● **Written problem**
Copy out every line of these records word for word, leaving nothing out.

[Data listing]

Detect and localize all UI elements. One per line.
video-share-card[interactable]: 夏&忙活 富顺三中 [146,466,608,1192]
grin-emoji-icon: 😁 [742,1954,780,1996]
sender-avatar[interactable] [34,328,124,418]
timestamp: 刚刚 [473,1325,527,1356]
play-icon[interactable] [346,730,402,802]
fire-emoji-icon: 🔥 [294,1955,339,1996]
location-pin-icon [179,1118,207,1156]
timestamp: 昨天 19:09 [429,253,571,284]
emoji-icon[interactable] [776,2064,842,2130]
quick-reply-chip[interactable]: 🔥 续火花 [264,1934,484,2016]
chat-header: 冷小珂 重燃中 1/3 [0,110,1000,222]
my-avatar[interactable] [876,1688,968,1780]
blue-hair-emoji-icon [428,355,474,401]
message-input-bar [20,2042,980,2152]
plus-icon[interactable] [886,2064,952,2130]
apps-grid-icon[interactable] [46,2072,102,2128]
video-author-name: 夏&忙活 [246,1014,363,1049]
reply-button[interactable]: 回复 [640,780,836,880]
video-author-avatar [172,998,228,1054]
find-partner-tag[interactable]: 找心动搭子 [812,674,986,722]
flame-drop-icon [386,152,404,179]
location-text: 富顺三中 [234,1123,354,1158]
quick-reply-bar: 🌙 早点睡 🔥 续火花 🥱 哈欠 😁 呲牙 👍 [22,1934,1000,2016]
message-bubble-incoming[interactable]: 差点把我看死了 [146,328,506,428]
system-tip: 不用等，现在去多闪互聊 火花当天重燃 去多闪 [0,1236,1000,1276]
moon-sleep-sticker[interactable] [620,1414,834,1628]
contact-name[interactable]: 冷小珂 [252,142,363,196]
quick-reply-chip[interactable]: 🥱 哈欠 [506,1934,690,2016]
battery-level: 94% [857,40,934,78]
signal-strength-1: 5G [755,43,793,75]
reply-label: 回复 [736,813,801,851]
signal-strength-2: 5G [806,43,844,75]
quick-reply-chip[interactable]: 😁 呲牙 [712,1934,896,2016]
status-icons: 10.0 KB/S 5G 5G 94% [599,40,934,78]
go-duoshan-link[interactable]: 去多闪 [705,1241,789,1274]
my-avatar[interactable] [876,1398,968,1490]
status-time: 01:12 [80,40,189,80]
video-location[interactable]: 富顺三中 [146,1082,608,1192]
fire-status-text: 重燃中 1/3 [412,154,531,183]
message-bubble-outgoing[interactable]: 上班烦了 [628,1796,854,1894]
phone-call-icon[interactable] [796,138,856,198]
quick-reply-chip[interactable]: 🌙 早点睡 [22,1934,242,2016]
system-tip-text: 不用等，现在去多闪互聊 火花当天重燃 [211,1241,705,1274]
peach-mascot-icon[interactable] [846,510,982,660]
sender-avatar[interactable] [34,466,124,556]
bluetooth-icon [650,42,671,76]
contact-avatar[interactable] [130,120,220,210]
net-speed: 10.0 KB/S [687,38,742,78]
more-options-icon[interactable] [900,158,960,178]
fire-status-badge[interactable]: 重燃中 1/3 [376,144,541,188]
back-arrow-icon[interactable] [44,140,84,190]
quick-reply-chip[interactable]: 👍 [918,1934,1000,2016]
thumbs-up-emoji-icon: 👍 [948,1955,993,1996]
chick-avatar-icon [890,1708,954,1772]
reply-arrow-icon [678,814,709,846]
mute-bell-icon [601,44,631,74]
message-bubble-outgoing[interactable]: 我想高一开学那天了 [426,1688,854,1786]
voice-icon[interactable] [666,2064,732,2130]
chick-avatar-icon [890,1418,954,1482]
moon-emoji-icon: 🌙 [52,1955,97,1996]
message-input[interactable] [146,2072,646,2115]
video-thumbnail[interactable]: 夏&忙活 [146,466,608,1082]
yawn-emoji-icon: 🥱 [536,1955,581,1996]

● **Worked answer**
Detect and localize all UI elements. One per line.
video-share-card[interactable]: 夏&忙活 富顺三中 [146,466,608,1192]
grin-emoji-icon: 😁 [742,1954,780,1996]
sender-avatar[interactable] [34,328,124,418]
timestamp: 刚刚 [473,1325,527,1356]
play-icon[interactable] [346,730,402,802]
fire-emoji-icon: 🔥 [294,1955,339,1996]
location-pin-icon [179,1118,207,1156]
timestamp: 昨天 19:09 [429,253,571,284]
emoji-icon[interactable] [776,2064,842,2130]
quick-reply-chip[interactable]: 🔥 续火花 [264,1934,484,2016]
chat-header: 冷小珂 重燃中 1/3 [0,110,1000,222]
my-avatar[interactable] [876,1688,968,1780]
blue-hair-emoji-icon [428,355,474,401]
message-input-bar [20,2042,980,2152]
plus-icon[interactable] [886,2064,952,2130]
apps-grid-icon[interactable] [46,2072,102,2128]
video-author-name: 夏&忙活 [246,1014,363,1049]
reply-button[interactable]: 回复 [640,780,836,880]
video-author-avatar [172,998,228,1054]
find-partner-tag[interactable]: 找心动搭子 [812,674,986,722]
flame-drop-icon [386,152,404,179]
location-text: 富顺三中 [234,1123,354,1158]
quick-reply-bar: 🌙 早点睡 🔥 续火花 🥱 哈欠 😁 呲牙 👍 [22,1934,1000,2016]
message-bubble-incoming[interactable]: 差点把我看死了 [146,328,506,428]
system-tip: 不用等，现在去多闪互聊 火花当天重燃 去多闪 [0,1236,1000,1276]
moon-sleep-sticker[interactable] [620,1414,834,1628]
contact-name[interactable]: 冷小珂 [252,142,363,196]
quick-reply-chip[interactable]: 🥱 哈欠 [506,1934,690,2016]
battery-level: 94% [857,40,934,78]
signal-strength-1: 5G [755,43,793,75]
reply-label: 回复 [736,813,801,851]
signal-strength-2: 5G [806,43,844,75]
quick-reply-chip[interactable]: 😁 呲牙 [712,1934,896,2016]
status-icons: 10.0 KB/S 5G 5G 94% [599,40,934,78]
go-duoshan-link[interactable]: 去多闪 [705,1241,789,1274]
my-avatar[interactable] [876,1398,968,1490]
status-time: 01:12 [80,40,189,80]
video-location[interactable]: 富顺三中 [146,1082,608,1192]
fire-status-text: 重燃中 1/3 [412,154,531,183]
message-bubble-outgoing[interactable]: 上班烦了 [628,1796,854,1894]
phone-call-icon[interactable] [796,138,856,198]
quick-reply-chip[interactable]: 🌙 早点睡 [22,1934,242,2016]
system-tip-text: 不用等，现在去多闪互聊 火花当天重燃 [211,1241,705,1274]
peach-mascot-icon[interactable] [846,510,982,660]
sender-avatar[interactable] [34,466,124,556]
bluetooth-icon [650,42,671,76]
contact-avatar[interactable] [130,120,220,210]
net-speed: 10.0 KB/S [687,38,742,78]
more-options-icon[interactable] [900,158,960,178]
fire-status-badge[interactable]: 重燃中 1/3 [376,144,541,188]
back-arrow-icon[interactable] [44,140,84,190]
quick-reply-chip[interactable]: 👍 [918,1934,1000,2016]
thumbs-up-emoji-icon: 👍 [948,1955,993,1996]
chick-avatar-icon [890,1708,954,1772]
reply-arrow-icon [678,814,709,846]
mute-bell-icon [601,44,631,74]
message-bubble-outgoing[interactable]: 我想高一开学那天了 [426,1688,854,1786]
voice-icon[interactable] [666,2064,732,2130]
chick-avatar-icon [890,1418,954,1482]
moon-emoji-icon: 🌙 [52,1955,97,1996]
message-input[interactable] [146,2072,646,2115]
video-thumbnail[interactable]: 夏&忙活 [146,466,608,1082]
yawn-emoji-icon: 🥱 [536,1955,581,1996]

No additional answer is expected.